§ **GIVEN EXERCISE**: Copy out all of the data below with no alterations.

§ **RECORD EXCERPTS**:
···
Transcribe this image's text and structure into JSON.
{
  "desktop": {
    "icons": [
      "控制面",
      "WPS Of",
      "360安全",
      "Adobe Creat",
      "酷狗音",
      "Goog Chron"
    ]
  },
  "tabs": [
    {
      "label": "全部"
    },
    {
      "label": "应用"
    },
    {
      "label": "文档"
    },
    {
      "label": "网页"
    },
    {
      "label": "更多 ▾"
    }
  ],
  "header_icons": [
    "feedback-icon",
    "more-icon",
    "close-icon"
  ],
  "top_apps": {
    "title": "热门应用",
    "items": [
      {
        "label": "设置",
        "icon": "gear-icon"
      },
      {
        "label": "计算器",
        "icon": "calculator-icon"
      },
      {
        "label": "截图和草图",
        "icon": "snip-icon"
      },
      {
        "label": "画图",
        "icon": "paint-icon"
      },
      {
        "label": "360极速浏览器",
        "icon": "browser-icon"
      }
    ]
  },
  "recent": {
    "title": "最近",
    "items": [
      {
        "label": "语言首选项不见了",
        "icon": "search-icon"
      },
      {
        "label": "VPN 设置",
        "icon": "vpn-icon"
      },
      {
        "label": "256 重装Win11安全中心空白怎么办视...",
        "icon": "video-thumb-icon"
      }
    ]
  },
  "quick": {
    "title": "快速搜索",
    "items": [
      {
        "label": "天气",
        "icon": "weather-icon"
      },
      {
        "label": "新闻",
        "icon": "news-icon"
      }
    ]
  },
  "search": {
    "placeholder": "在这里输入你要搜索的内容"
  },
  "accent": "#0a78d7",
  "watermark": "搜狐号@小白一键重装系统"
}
···
§ **OUTPUT FOR THIS EXERCISE**:
Transcribe this image's text and structure into JSON.
{
  "desktop": {
    "icons": [
      "控制面",
      "WPS Of",
      "360安全",
      "Adobe Creat",
      "酷狗音",
      "Goog Chron"
    ]
  },
  "tabs": [
    {
      "label": "全部"
    },
    {
      "label": "应用"
    },
    {
      "label": "文档"
    },
    {
      "label": "网页"
    },
    {
      "label": "更多 ▾"
    }
  ],
  "header_icons": [
    "feedback-icon",
    "more-icon",
    "close-icon"
  ],
  "top_apps": {
    "title": "热门应用",
    "items": [
      {
        "label": "设置",
        "icon": "gear-icon"
      },
      {
        "label": "计算器",
        "icon": "calculator-icon"
      },
      {
        "label": "截图和草图",
        "icon": "snip-icon"
      },
      {
        "label": "画图",
        "icon": "paint-icon"
      },
      {
        "label": "360极速浏览器",
        "icon": "browser-icon"
      }
    ]
  },
  "recent": {
    "title": "最近",
    "items": [
      {
        "label": "语言首选项不见了",
        "icon": "search-icon"
      },
      {
        "label": "VPN 设置",
        "icon": "vpn-icon"
      },
      {
        "label": "256 重装Win11安全中心空白怎么办视...",
        "icon": "video-thumb-icon"
      }
    ]
  },
  "quick": {
    "title": "快速搜索",
    "items": [
      {
        "label": "天气",
        "icon": "weather-icon"
      },
      {
        "label": "新闻",
        "icon": "news-icon"
      }
    ]
  },
  "search": {
    "placeholder": "在这里输入你要搜索的内容"
  },
  "accent": "#0a78d7",
  "watermark": "搜狐号@小白一键重装系统"
}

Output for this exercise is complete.